** INSTRUCTIONS TO FOLLOW **
Reproduce the records below exactly as they appear.

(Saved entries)
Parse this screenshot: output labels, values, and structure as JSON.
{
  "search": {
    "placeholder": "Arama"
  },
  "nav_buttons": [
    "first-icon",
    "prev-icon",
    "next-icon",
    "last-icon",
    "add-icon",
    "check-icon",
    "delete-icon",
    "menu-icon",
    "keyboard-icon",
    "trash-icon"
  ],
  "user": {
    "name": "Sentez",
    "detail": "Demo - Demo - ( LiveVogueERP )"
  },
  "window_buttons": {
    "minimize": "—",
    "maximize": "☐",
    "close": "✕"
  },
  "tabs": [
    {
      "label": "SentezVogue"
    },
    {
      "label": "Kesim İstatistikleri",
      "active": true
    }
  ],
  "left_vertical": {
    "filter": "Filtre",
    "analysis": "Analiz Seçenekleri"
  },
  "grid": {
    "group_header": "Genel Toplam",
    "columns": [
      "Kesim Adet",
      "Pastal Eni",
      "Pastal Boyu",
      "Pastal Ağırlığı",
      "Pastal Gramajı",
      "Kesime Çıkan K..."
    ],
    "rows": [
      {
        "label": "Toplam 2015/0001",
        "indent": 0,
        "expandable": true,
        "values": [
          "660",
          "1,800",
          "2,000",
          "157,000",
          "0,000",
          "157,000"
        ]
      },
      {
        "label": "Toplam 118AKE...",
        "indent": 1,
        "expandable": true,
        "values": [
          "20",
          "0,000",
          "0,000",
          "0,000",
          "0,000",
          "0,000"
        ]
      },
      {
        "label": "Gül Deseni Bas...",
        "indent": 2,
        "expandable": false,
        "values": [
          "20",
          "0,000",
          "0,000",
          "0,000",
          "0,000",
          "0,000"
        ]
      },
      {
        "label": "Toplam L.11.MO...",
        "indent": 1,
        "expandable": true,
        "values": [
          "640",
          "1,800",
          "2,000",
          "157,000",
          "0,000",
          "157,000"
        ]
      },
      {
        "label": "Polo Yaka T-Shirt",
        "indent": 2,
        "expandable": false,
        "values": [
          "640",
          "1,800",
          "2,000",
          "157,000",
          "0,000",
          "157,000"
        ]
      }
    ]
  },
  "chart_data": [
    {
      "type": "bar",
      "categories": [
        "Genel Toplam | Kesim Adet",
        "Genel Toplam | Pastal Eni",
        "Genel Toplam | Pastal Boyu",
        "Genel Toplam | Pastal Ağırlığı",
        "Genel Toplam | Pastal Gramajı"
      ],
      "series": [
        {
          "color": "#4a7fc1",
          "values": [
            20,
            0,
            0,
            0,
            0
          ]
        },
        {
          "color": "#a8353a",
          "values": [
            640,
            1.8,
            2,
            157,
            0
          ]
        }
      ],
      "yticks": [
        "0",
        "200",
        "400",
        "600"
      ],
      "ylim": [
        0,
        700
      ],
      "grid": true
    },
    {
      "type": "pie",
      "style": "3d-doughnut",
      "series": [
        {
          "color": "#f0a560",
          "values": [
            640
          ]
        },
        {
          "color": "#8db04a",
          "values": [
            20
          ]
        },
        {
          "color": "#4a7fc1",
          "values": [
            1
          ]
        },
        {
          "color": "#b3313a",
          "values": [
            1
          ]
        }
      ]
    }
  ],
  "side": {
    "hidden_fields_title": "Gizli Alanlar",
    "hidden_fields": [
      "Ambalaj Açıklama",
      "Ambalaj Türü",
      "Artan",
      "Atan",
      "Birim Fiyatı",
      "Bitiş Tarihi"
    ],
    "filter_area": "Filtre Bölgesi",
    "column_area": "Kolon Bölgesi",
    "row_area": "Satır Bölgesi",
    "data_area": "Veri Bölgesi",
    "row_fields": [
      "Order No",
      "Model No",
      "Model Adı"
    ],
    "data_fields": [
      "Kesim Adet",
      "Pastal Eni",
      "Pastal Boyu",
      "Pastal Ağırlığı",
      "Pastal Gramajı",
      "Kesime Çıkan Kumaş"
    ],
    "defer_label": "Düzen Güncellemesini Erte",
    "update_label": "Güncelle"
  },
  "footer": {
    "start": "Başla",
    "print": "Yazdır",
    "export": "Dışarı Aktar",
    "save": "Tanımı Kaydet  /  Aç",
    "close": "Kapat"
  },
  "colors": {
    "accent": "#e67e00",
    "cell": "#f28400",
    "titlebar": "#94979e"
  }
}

** SOLVED PROBLEM **
Parse this screenshot: output labels, values, and structure as JSON.
{
  "search": {
    "placeholder": "Arama"
  },
  "nav_buttons": [
    "first-icon",
    "prev-icon",
    "next-icon",
    "last-icon",
    "add-icon",
    "check-icon",
    "delete-icon",
    "menu-icon",
    "keyboard-icon",
    "trash-icon"
  ],
  "user": {
    "name": "Sentez",
    "detail": "Demo - Demo - ( LiveVogueERP )"
  },
  "window_buttons": {
    "minimize": "—",
    "maximize": "☐",
    "close": "✕"
  },
  "tabs": [
    {
      "label": "SentezVogue"
    },
    {
      "label": "Kesim İstatistikleri",
      "active": true
    }
  ],
  "left_vertical": {
    "filter": "Filtre",
    "analysis": "Analiz Seçenekleri"
  },
  "grid": {
    "group_header": "Genel Toplam",
    "columns": [
      "Kesim Adet",
      "Pastal Eni",
      "Pastal Boyu",
      "Pastal Ağırlığı",
      "Pastal Gramajı",
      "Kesime Çıkan K..."
    ],
    "rows": [
      {
        "label": "Toplam 2015/0001",
        "indent": 0,
        "expandable": true,
        "values": [
          "660",
          "1,800",
          "2,000",
          "157,000",
          "0,000",
          "157,000"
        ]
      },
      {
        "label": "Toplam 118AKE...",
        "indent": 1,
        "expandable": true,
        "values": [
          "20",
          "0,000",
          "0,000",
          "0,000",
          "0,000",
          "0,000"
        ]
      },
      {
        "label": "Gül Deseni Bas...",
        "indent": 2,
        "expandable": false,
        "values": [
          "20",
          "0,000",
          "0,000",
          "0,000",
          "0,000",
          "0,000"
        ]
      },
      {
        "label": "Toplam L.11.MO...",
        "indent": 1,
        "expandable": true,
        "values": [
          "640",
          "1,800",
          "2,000",
          "157,000",
          "0,000",
          "157,000"
        ]
      },
      {
        "label": "Polo Yaka T-Shirt",
        "indent": 2,
        "expandable": false,
        "values": [
          "640",
          "1,800",
          "2,000",
          "157,000",
          "0,000",
          "157,000"
        ]
      }
    ]
  },
  "chart_data": [
    {
      "type": "bar",
      "categories": [
        "Genel Toplam | Kesim Adet",
        "Genel Toplam | Pastal Eni",
        "Genel Toplam | Pastal Boyu",
        "Genel Toplam | Pastal Ağırlığı",
        "Genel Toplam | Pastal Gramajı"
      ],
      "series": [
        {
          "color": "#4a7fc1",
          "values": [
            20,
            0,
            0,
            0,
            0
          ]
        },
        {
          "color": "#a8353a",
          "values": [
            640,
            1.8,
            2,
            157,
            0
          ]
        }
      ],
      "yticks": [
        "0",
        "200",
        "400",
        "600"
      ],
      "ylim": [
        0,
        700
      ],
      "grid": true
    },
    {
      "type": "pie",
      "style": "3d-doughnut",
      "series": [
        {
          "color": "#f0a560",
          "values": [
            640
          ]
        },
        {
          "color": "#8db04a",
          "values": [
            20
          ]
        },
        {
          "color": "#4a7fc1",
          "values": [
            1
          ]
        },
        {
          "color": "#b3313a",
          "values": [
            1
          ]
        }
      ]
    }
  ],
  "side": {
    "hidden_fields_title": "Gizli Alanlar",
    "hidden_fields": [
      "Ambalaj Açıklama",
      "Ambalaj Türü",
      "Artan",
      "Atan",
      "Birim Fiyatı",
      "Bitiş Tarihi"
    ],
    "filter_area": "Filtre Bölgesi",
    "column_area": "Kolon Bölgesi",
    "row_area": "Satır Bölgesi",
    "data_area": "Veri Bölgesi",
    "row_fields": [
      "Order No",
      "Model No",
      "Model Adı"
    ],
    "data_fields": [
      "Kesim Adet",
      "Pastal Eni",
      "Pastal Boyu",
      "Pastal Ağırlığı",
      "Pastal Gramajı",
      "Kesime Çıkan Kumaş"
    ],
    "defer_label": "Düzen Güncellemesini Erte",
    "update_label": "Güncelle"
  },
  "footer": {
    "start": "Başla",
    "print": "Yazdır",
    "export": "Dışarı Aktar",
    "save": "Tanımı Kaydet  /  Aç",
    "close": "Kapat"
  },
  "colors": {
    "accent": "#e67e00",
    "cell": "#f28400",
    "titlebar": "#94979e"
  }
}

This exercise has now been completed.